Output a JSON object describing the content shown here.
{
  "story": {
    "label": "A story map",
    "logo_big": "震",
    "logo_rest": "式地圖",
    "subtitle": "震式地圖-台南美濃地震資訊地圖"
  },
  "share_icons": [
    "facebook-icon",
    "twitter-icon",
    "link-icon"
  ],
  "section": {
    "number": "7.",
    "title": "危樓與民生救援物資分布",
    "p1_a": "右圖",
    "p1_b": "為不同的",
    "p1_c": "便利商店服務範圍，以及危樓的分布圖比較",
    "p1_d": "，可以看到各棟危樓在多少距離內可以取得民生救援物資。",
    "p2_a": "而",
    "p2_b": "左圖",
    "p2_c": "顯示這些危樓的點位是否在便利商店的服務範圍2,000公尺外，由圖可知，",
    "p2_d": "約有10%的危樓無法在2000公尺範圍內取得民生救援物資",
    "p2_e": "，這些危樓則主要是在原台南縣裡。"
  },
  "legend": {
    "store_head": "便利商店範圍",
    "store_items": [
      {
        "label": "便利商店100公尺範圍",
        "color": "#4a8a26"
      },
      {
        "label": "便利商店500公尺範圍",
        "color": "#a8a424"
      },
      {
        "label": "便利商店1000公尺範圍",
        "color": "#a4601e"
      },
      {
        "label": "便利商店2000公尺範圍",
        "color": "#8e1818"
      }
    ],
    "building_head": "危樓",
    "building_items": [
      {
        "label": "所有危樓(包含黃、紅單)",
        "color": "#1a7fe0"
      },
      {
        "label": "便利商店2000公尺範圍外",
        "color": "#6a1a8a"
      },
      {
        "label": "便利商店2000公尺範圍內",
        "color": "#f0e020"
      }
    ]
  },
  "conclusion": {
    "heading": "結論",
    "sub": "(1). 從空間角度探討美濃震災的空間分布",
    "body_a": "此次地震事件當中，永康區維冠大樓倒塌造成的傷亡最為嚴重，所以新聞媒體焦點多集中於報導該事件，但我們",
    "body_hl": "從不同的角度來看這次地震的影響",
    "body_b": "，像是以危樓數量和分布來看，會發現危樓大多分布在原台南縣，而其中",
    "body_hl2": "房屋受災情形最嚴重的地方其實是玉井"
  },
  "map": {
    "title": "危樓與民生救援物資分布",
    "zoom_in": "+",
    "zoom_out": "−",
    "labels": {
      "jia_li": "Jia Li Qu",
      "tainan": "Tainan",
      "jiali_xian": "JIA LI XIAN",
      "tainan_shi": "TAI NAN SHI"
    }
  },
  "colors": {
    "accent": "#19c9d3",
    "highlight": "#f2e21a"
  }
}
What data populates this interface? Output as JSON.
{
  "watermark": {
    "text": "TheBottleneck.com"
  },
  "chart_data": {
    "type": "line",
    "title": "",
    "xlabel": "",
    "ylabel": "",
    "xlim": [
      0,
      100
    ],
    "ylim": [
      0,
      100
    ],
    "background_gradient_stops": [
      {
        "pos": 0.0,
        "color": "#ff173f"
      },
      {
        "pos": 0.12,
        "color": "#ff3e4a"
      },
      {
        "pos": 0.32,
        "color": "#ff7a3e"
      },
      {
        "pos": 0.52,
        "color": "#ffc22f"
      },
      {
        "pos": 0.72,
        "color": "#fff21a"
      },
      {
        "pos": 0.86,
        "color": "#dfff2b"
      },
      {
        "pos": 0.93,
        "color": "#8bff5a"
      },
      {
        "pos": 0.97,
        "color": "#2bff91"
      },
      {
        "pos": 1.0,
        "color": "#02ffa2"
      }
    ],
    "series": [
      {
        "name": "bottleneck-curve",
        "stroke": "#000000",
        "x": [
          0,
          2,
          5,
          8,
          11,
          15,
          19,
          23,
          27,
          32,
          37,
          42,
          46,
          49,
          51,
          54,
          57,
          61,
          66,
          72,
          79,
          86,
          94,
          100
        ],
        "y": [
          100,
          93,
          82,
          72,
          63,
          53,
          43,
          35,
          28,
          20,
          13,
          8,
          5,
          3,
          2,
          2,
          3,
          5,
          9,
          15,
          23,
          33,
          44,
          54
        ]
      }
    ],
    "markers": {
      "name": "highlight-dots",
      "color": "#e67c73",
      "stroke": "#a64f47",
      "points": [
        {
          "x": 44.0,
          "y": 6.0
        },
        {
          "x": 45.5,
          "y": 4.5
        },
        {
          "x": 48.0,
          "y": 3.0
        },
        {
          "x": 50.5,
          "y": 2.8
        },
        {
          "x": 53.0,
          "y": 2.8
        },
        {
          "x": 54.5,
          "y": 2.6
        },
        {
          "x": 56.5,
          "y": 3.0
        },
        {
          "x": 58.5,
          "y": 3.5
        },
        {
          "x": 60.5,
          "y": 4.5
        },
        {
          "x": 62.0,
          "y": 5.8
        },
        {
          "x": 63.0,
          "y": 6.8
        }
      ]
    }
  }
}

→ Exercise directions: The records above must be output exactly, in full.

→ Full response:
Output a JSON object describing the content shown here.
{
  "story": {
    "label": "A story map",
    "logo_big": "震",
    "logo_rest": "式地圖",
    "subtitle": "震式地圖-台南美濃地震資訊地圖"
  },
  "share_icons": [
    "facebook-icon",
    "twitter-icon",
    "link-icon"
  ],
  "section": {
    "number": "7.",
    "title": "危樓與民生救援物資分布",
    "p1_a": "右圖",
    "p1_b": "為不同的",
    "p1_c": "便利商店服務範圍，以及危樓的分布圖比較",
    "p1_d": "，可以看到各棟危樓在多少距離內可以取得民生救援物資。",
    "p2_a": "而",
    "p2_b": "左圖",
    "p2_c": "顯示這些危樓的點位是否在便利商店的服務範圍2,000公尺外，由圖可知，",
    "p2_d": "約有10%的危樓無法在2000公尺範圍內取得民生救援物資",
    "p2_e": "，這些危樓則主要是在原台南縣裡。"
  },
  "legend": {
    "store_head": "便利商店範圍",
    "store_items": [
      {
        "label": "便利商店100公尺範圍",
        "color": "#4a8a26"
      },
      {
        "label": "便利商店500公尺範圍",
        "color": "#a8a424"
      },
      {
        "label": "便利商店1000公尺範圍",
        "color": "#a4601e"
      },
      {
        "label": "便利商店2000公尺範圍",
        "color": "#8e1818"
      }
    ],
    "building_head": "危樓",
    "building_items": [
      {
        "label": "所有危樓(包含黃、紅單)",
        "color": "#1a7fe0"
      },
      {
        "label": "便利商店2000公尺範圍外",
        "color": "#6a1a8a"
      },
      {
        "label": "便利商店2000公尺範圍內",
        "color": "#f0e020"
      }
    ]
  },
  "conclusion": {
    "heading": "結論",
    "sub": "(1). 從空間角度探討美濃震災的空間分布",
    "body_a": "此次地震事件當中，永康區維冠大樓倒塌造成的傷亡最為嚴重，所以新聞媒體焦點多集中於報導該事件，但我們",
    "body_hl": "從不同的角度來看這次地震的影響",
    "body_b": "，像是以危樓數量和分布來看，會發現危樓大多分布在原台南縣，而其中",
    "body_hl2": "房屋受災情形最嚴重的地方其實是玉井"
  },
  "map": {
    "title": "危樓與民生救援物資分布",
    "zoom_in": "+",
    "zoom_out": "−",
    "labels": {
      "jia_li": "Jia Li Qu",
      "tainan": "Tainan",
      "jiali_xian": "JIA LI XIAN",
      "tainan_shi": "TAI NAN SHI"
    }
  },
  "colors": {
    "accent": "#19c9d3",
    "highlight": "#f2e21a"
  }
}
What data populates this interface? Output as JSON.
{
  "watermark": {
    "text": "TheBottleneck.com"
  },
  "chart_data": {
    "type": "line",
    "title": "",
    "xlabel": "",
    "ylabel": "",
    "xlim": [
      0,
      100
    ],
    "ylim": [
      0,
      100
    ],
    "background_gradient_stops": [
      {
        "pos": 0.0,
        "color": "#ff173f"
      },
      {
        "pos": 0.12,
        "color": "#ff3e4a"
      },
      {
        "pos": 0.32,
        "color": "#ff7a3e"
      },
      {
        "pos": 0.52,
        "color": "#ffc22f"
      },
      {
        "pos": 0.72,
        "color": "#fff21a"
      },
      {
        "pos": 0.86,
        "color": "#dfff2b"
      },
      {
        "pos": 0.93,
        "color": "#8bff5a"
      },
      {
        "pos": 0.97,
        "color": "#2bff91"
      },
      {
        "pos": 1.0,
        "color": "#02ffa2"
      }
    ],
    "series": [
      {
        "name": "bottleneck-curve",
        "stroke": "#000000",
        "x": [
          0,
          2,
          5,
          8,
          11,
          15,
          19,
          23,
          27,
          32,
          37,
          42,
          46,
          49,
          51,
          54,
          57,
          61,
          66,
          72,
          79,
          86,
          94,
          100
        ],
        "y": [
          100,
          93,
          82,
          72,
          63,
          53,
          43,
          35,
          28,
          20,
          13,
          8,
          5,
          3,
          2,
          2,
          3,
          5,
          9,
          15,
          23,
          33,
          44,
          54
        ]
      }
    ],
    "markers": {
      "name": "highlight-dots",
      "color": "#e67c73",
      "stroke": "#a64f47",
      "points": [
        {
          "x": 44.0,
          "y": 6.0
        },
        {
          "x": 45.5,
          "y": 4.5
        },
        {
          "x": 48.0,
          "y": 3.0
        },
        {
          "x": 50.5,
          "y": 2.8
        },
        {
          "x": 53.0,
          "y": 2.8
        },
        {
          "x": 54.5,
          "y": 2.6
        },
        {
          "x": 56.5,
          "y": 3.0
        },
        {
          "x": 58.5,
          "y": 3.5
        },
        {
          "x": 60.5,
          "y": 4.5
        },
        {
          "x": 62.0,
          "y": 5.8
        },
        {
          "x": 63.0,
          "y": 6.8
        }
      ]
    }
  }
}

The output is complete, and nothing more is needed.